→ **REQUEST**: Repeat every record below exactly, omitting any pictures.

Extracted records
#####

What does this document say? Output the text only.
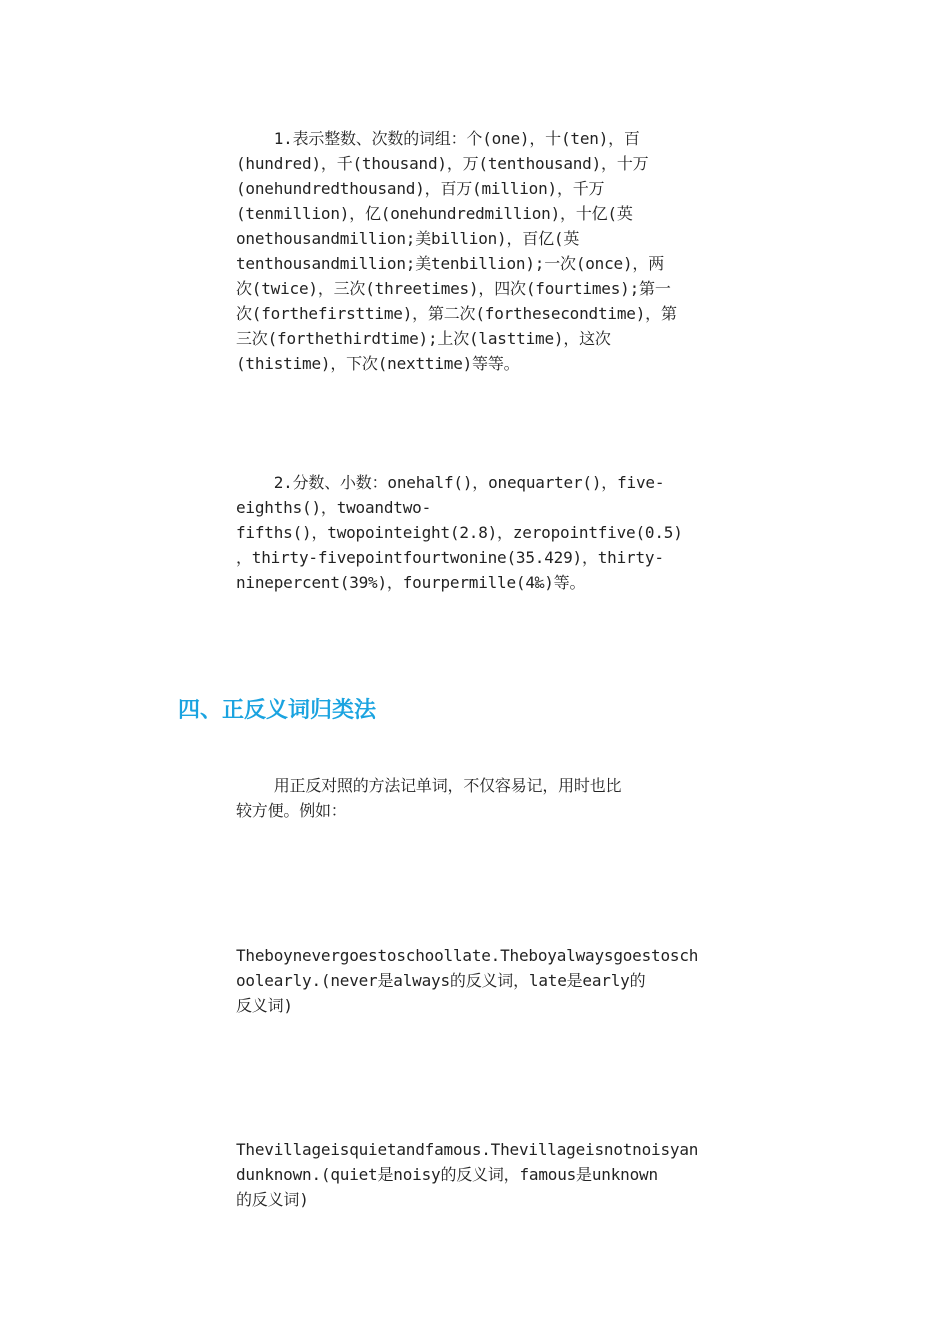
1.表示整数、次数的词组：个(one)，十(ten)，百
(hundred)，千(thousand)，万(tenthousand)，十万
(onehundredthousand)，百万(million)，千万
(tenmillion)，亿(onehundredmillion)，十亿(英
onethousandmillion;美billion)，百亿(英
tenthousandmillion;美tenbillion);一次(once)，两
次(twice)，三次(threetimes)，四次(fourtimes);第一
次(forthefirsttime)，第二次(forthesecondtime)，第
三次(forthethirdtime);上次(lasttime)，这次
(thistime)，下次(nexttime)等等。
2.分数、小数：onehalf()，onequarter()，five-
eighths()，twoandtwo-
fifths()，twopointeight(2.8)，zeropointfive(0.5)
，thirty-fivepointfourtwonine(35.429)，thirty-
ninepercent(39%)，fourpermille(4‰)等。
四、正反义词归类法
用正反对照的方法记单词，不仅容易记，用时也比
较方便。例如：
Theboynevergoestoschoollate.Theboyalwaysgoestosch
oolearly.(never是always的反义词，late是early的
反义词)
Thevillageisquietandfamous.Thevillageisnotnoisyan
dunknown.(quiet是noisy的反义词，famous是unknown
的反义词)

#####

→ **EXERCISE SOLUTION**:
What does this document say? Output the text only.
1.表示整数、次数的词组：个(one)，十(ten)，百
(hundred)，千(thousand)，万(tenthousand)，十万
(onehundredthousand)，百万(million)，千万
(tenmillion)，亿(onehundredmillion)，十亿(英
onethousandmillion;美billion)，百亿(英
tenthousandmillion;美tenbillion);一次(once)，两
次(twice)，三次(threetimes)，四次(fourtimes);第一
次(forthefirsttime)，第二次(forthesecondtime)，第
三次(forthethirdtime);上次(lasttime)，这次
(thistime)，下次(nexttime)等等。
2.分数、小数：onehalf()，onequarter()，five-
eighths()，twoandtwo-
fifths()，twopointeight(2.8)，zeropointfive(0.5)
，thirty-fivepointfourtwonine(35.429)，thirty-
ninepercent(39%)，fourpermille(4‰)等。
四、正反义词归类法
用正反对照的方法记单词，不仅容易记，用时也比
较方便。例如：
Theboynevergoestoschoollate.Theboyalwaysgoestosch
oolearly.(never是always的反义词，late是early的
反义词)
Thevillageisquietandfamous.Thevillageisnotnoisyan
dunknown.(quiet是noisy的反义词，famous是unknown
的反义词)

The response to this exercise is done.